Retype the listing that follows, word for word.
## start
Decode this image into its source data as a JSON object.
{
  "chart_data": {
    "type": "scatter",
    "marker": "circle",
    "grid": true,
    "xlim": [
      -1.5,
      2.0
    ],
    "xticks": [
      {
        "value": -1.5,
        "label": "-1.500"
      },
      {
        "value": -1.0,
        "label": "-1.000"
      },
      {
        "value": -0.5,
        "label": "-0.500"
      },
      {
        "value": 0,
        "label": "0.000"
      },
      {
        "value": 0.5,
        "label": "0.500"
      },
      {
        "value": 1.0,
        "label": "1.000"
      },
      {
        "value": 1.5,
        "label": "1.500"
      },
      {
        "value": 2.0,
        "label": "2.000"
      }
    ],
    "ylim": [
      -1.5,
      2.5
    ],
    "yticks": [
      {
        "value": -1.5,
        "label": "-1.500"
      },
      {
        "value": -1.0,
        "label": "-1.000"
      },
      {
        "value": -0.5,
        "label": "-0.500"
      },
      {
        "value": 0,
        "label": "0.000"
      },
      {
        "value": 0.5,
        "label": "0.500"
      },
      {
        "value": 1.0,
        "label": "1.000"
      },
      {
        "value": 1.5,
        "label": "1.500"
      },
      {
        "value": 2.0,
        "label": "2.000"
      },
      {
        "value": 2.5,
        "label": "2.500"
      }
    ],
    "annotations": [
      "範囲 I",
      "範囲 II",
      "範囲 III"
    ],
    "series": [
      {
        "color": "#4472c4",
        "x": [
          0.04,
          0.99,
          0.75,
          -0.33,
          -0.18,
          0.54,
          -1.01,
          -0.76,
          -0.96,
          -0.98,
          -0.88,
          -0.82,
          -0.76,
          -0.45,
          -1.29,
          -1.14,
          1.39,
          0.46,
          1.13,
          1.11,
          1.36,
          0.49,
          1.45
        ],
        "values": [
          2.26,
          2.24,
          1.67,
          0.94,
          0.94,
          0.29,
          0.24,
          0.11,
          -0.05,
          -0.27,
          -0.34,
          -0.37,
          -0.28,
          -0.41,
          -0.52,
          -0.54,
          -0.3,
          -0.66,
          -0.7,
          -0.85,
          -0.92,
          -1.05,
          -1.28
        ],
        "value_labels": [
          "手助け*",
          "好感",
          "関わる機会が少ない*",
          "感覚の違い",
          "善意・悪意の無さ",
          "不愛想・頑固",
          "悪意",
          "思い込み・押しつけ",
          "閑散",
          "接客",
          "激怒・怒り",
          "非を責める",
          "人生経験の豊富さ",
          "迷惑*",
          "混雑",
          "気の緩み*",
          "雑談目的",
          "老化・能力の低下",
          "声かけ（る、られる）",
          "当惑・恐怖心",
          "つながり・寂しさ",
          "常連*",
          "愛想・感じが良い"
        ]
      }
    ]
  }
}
## end
Solution to this task:
Decode this image into its source data as a JSON object.
{
  "chart_data": {
    "type": "scatter",
    "marker": "circle",
    "grid": true,
    "xlim": [
      -1.5,
      2.0
    ],
    "xticks": [
      {
        "value": -1.5,
        "label": "-1.500"
      },
      {
        "value": -1.0,
        "label": "-1.000"
      },
      {
        "value": -0.5,
        "label": "-0.500"
      },
      {
        "value": 0,
        "label": "0.000"
      },
      {
        "value": 0.5,
        "label": "0.500"
      },
      {
        "value": 1.0,
        "label": "1.000"
      },
      {
        "value": 1.5,
        "label": "1.500"
      },
      {
        "value": 2.0,
        "label": "2.000"
      }
    ],
    "ylim": [
      -1.5,
      2.5
    ],
    "yticks": [
      {
        "value": -1.5,
        "label": "-1.500"
      },
      {
        "value": -1.0,
        "label": "-1.000"
      },
      {
        "value": -0.5,
        "label": "-0.500"
      },
      {
        "value": 0,
        "label": "0.000"
      },
      {
        "value": 0.5,
        "label": "0.500"
      },
      {
        "value": 1.0,
        "label": "1.000"
      },
      {
        "value": 1.5,
        "label": "1.500"
      },
      {
        "value": 2.0,
        "label": "2.000"
      },
      {
        "value": 2.5,
        "label": "2.500"
      }
    ],
    "annotations": [
      "範囲 I",
      "範囲 II",
      "範囲 III"
    ],
    "series": [
      {
        "color": "#4472c4",
        "x": [
          0.04,
          0.99,
          0.75,
          -0.33,
          -0.18,
          0.54,
          -1.01,
          -0.76,
          -0.96,
          -0.98,
          -0.88,
          -0.82,
          -0.76,
          -0.45,
          -1.29,
          -1.14,
          1.39,
          0.46,
          1.13,
          1.11,
          1.36,
          0.49,
          1.45
        ],
        "values": [
          2.26,
          2.24,
          1.67,
          0.94,
          0.94,
          0.29,
          0.24,
          0.11,
          -0.05,
          -0.27,
          -0.34,
          -0.37,
          -0.28,
          -0.41,
          -0.52,
          -0.54,
          -0.3,
          -0.66,
          -0.7,
          -0.85,
          -0.92,
          -1.05,
          -1.28
        ],
        "value_labels": [
          "手助け*",
          "好感",
          "関わる機会が少ない*",
          "感覚の違い",
          "善意・悪意の無さ",
          "不愛想・頑固",
          "悪意",
          "思い込み・押しつけ",
          "閑散",
          "接客",
          "激怒・怒り",
          "非を責める",
          "人生経験の豊富さ",
          "迷惑*",
          "混雑",
          "気の緩み*",
          "雑談目的",
          "老化・能力の低下",
          "声かけ（る、られる）",
          "当惑・恐怖心",
          "つながり・寂しさ",
          "常連*",
          "愛想・感じが良い"
        ]
      }
    ]
  }
}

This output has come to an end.